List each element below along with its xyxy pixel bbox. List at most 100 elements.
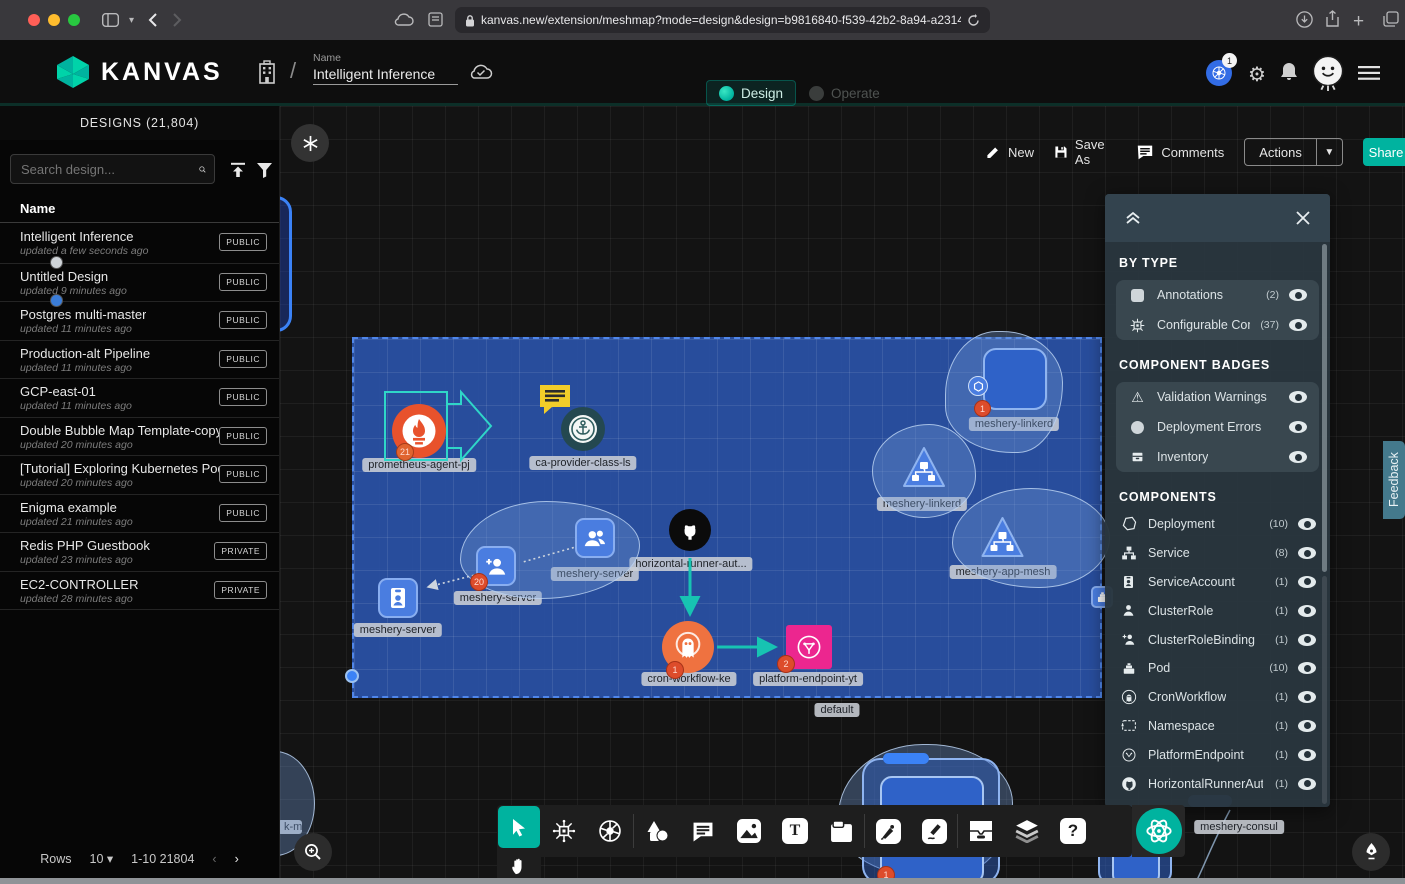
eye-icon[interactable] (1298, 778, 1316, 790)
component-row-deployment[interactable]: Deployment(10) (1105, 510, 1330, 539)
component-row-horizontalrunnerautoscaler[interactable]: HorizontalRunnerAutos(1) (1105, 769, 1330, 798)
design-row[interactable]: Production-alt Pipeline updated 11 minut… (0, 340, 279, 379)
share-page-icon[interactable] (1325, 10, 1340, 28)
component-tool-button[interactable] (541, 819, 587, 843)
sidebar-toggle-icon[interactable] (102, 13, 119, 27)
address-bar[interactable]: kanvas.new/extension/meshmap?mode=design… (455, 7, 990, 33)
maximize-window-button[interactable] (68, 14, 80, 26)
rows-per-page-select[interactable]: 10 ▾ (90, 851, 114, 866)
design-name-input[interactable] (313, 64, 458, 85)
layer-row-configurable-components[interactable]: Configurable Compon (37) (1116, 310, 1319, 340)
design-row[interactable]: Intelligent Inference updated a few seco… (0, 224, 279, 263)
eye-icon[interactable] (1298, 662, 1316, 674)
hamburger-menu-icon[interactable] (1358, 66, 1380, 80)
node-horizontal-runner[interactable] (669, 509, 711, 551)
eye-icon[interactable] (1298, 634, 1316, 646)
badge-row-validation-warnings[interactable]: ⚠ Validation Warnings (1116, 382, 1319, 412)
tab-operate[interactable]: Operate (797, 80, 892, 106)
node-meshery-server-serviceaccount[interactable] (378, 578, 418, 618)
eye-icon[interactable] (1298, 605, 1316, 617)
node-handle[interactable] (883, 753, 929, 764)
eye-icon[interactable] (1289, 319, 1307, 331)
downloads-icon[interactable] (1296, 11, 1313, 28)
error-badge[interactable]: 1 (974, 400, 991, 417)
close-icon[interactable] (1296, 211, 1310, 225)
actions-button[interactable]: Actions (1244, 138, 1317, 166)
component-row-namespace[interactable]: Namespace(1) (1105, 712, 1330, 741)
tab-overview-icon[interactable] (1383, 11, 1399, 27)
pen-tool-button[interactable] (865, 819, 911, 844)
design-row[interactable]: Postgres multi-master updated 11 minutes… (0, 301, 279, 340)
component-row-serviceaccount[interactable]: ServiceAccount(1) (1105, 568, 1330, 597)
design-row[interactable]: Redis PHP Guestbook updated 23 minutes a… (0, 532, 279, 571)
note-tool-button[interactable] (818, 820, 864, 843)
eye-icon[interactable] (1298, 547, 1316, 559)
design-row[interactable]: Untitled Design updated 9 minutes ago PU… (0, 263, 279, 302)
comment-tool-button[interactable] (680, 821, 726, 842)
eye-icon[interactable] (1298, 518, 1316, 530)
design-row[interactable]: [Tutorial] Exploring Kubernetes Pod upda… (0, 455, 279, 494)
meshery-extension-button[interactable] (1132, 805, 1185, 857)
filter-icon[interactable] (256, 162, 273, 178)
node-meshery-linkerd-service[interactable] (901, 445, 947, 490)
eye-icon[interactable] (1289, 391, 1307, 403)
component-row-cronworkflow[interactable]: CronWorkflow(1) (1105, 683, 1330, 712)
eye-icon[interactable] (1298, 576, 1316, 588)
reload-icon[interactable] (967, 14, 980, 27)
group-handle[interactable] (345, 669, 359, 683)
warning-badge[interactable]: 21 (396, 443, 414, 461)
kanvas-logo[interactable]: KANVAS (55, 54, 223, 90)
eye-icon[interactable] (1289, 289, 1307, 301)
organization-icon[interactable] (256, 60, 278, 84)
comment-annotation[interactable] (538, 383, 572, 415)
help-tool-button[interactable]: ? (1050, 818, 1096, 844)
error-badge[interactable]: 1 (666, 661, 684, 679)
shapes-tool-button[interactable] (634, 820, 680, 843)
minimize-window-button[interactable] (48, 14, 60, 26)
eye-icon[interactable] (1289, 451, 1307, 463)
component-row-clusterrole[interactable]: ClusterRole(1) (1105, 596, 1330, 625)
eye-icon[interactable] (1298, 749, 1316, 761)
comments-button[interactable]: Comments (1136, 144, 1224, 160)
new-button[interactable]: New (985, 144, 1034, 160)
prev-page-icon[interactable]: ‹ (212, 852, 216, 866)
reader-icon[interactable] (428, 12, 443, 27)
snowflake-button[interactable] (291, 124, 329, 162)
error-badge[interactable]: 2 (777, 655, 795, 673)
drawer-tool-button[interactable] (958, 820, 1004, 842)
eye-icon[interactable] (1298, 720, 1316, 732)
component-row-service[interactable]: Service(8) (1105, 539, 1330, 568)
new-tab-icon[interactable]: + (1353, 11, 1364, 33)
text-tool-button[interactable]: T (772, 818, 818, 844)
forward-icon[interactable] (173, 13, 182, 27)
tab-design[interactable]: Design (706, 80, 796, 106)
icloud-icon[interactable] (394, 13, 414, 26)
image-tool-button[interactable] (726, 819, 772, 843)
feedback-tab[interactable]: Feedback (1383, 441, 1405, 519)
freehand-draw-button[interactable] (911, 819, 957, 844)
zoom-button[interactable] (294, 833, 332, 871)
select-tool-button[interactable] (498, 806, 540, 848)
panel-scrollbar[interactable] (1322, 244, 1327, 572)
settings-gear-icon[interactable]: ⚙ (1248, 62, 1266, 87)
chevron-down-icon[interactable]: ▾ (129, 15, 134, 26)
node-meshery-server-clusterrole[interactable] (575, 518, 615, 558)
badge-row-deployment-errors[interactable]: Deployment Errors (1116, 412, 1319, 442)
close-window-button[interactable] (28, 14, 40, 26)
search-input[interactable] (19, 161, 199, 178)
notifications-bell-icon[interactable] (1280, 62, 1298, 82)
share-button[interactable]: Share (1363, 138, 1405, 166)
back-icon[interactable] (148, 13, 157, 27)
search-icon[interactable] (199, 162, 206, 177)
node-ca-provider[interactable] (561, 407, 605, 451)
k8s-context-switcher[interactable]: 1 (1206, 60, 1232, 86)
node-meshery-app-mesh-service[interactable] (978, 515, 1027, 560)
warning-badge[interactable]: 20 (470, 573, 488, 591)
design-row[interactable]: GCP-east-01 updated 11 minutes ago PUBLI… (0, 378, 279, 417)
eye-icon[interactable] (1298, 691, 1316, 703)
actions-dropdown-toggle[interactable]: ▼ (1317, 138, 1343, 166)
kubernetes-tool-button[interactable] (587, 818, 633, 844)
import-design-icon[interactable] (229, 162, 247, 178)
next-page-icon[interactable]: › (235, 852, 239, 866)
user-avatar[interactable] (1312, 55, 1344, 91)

━━━

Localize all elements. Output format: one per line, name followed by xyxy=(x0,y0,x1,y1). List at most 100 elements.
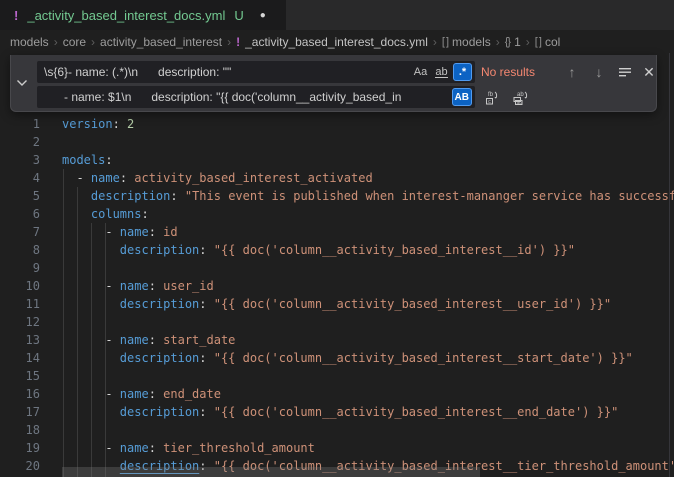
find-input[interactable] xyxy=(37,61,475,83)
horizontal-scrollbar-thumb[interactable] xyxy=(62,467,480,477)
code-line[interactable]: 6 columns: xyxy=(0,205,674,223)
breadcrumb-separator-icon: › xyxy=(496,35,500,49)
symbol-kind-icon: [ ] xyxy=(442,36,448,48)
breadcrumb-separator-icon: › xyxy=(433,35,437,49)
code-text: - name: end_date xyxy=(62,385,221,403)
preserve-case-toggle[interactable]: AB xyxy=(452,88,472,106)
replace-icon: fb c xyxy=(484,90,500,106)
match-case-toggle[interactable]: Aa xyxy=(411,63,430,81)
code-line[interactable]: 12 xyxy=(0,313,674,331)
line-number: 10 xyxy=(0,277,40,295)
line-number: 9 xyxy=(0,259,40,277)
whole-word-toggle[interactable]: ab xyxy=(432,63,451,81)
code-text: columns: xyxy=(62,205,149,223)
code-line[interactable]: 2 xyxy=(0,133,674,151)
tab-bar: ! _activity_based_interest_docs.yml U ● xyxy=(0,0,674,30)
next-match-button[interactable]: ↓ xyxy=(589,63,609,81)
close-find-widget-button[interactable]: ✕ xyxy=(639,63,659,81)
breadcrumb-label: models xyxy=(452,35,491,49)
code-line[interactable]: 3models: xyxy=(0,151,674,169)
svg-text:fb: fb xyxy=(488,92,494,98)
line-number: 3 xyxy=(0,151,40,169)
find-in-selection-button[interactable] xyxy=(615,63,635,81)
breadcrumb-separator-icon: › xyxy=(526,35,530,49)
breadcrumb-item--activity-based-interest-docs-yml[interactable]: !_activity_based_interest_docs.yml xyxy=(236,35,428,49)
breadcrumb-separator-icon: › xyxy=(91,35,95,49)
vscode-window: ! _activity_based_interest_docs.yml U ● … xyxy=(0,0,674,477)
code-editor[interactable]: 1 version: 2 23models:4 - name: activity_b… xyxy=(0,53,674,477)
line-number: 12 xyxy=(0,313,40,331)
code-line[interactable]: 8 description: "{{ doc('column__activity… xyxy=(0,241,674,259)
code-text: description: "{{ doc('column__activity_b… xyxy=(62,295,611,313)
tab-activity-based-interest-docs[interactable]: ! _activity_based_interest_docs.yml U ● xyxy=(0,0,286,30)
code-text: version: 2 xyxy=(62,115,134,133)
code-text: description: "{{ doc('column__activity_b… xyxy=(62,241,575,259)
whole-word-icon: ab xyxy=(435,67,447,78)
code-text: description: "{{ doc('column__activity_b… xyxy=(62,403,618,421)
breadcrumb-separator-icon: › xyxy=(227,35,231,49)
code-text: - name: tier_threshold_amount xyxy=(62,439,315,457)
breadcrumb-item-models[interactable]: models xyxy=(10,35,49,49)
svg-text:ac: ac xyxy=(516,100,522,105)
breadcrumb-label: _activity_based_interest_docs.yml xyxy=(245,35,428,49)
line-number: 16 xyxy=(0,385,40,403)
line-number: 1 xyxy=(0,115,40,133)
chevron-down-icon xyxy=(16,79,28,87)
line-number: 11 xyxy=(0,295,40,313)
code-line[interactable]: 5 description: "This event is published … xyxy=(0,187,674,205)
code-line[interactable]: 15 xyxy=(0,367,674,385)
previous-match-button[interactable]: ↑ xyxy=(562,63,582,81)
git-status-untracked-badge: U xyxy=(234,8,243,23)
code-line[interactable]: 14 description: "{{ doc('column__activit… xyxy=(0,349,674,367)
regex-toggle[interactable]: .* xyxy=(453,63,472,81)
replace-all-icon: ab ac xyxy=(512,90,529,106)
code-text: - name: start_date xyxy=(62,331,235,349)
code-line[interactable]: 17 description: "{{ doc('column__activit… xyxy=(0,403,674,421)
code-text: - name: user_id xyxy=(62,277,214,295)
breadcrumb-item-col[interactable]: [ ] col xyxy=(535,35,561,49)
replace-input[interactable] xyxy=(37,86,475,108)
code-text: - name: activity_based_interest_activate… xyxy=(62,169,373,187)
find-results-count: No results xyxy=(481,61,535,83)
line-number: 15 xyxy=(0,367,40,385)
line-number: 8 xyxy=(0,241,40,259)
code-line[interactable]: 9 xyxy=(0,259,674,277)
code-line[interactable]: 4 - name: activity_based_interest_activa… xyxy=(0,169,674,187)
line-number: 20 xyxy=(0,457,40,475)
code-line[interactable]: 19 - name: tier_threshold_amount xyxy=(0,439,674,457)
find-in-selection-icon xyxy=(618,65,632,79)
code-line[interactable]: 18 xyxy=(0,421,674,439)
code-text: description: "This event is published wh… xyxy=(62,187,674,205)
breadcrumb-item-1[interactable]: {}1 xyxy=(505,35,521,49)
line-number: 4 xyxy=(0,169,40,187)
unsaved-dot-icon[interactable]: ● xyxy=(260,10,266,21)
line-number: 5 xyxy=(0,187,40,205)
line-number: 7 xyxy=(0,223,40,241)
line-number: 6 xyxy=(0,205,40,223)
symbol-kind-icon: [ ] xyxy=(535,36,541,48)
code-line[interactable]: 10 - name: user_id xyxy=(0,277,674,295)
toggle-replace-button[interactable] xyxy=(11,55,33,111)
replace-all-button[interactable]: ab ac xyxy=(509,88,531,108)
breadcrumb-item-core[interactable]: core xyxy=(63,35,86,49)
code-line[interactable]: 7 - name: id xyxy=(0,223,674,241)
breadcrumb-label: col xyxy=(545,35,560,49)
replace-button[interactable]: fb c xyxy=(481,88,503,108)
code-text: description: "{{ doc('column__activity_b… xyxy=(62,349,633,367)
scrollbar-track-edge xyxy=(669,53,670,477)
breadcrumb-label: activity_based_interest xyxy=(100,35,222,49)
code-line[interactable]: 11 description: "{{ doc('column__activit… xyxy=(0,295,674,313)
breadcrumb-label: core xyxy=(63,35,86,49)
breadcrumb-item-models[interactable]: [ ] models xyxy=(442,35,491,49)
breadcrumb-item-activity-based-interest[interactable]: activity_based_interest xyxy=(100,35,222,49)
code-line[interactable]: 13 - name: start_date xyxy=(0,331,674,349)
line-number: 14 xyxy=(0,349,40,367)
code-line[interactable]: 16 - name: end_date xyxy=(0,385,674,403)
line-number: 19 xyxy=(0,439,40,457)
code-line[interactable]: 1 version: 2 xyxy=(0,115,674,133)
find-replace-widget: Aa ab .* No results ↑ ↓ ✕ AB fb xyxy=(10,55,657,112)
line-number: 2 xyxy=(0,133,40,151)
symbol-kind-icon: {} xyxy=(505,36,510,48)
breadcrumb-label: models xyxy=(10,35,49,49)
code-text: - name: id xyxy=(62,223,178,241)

━━━

- Objective: Copy the lines of the material from the one containing "eye-icon[interactable] (1298, 778, 1316, 790)" through the one containing "pen-tool-button[interactable] (865, 819, 911, 844)", inclusive, substituting "visibility-icon" for each occurrence of "eye-icon" and leaving everything else unchanged.

- Final answer:
visibility-icon[interactable] (1298, 778, 1316, 790)
component-row-deployment[interactable]: Deployment(10) (1105, 510, 1330, 539)
component-row-horizontalrunnerautoscaler[interactable]: HorizontalRunnerAutos(1) (1105, 769, 1330, 798)
design-row[interactable]: Production-alt Pipeline updated 11 minut… (0, 340, 279, 379)
share-page-icon[interactable] (1325, 10, 1340, 28)
component-tool-button[interactable] (541, 819, 587, 843)
sidebar-toggle-icon[interactable] (102, 13, 119, 27)
address-bar[interactable]: kanvas.new/extension/meshmap?mode=design… (455, 7, 990, 33)
maximize-window-button[interactable] (68, 14, 80, 26)
rows-per-page-select[interactable]: 10 ▾ (90, 851, 114, 866)
design-name-input[interactable] (313, 64, 458, 85)
layer-row-configurable-components[interactable]: Configurable Compon (37) (1116, 310, 1319, 340)
design-row[interactable]: Intelligent Inference updated a few seco… (0, 224, 279, 263)
visibility-icon[interactable] (1298, 662, 1316, 674)
hamburger-menu-icon[interactable] (1358, 66, 1380, 80)
node-horizontal-runner[interactable] (669, 509, 711, 551)
visibility-icon[interactable] (1298, 634, 1316, 646)
badge-row-validation-warnings[interactable]: ⚠ Validation Warnings (1116, 382, 1319, 412)
tab-operate[interactable]: Operate (797, 80, 892, 106)
node-meshery-server-serviceaccount[interactable] (378, 578, 418, 618)
visibility-icon[interactable] (1298, 605, 1316, 617)
node-handle[interactable] (883, 753, 929, 764)
visibility-icon[interactable] (1289, 319, 1307, 331)
downloads-icon[interactable] (1296, 11, 1313, 28)
error-badge[interactable]: 1 (974, 400, 991, 417)
close-icon[interactable] (1296, 211, 1310, 225)
actions-button[interactable]: Actions (1244, 138, 1317, 166)
component-row-namespace[interactable]: Namespace(1) (1105, 712, 1330, 741)
tab-overview-icon[interactable] (1383, 11, 1399, 27)
pen-tool-button[interactable] (865, 819, 911, 844)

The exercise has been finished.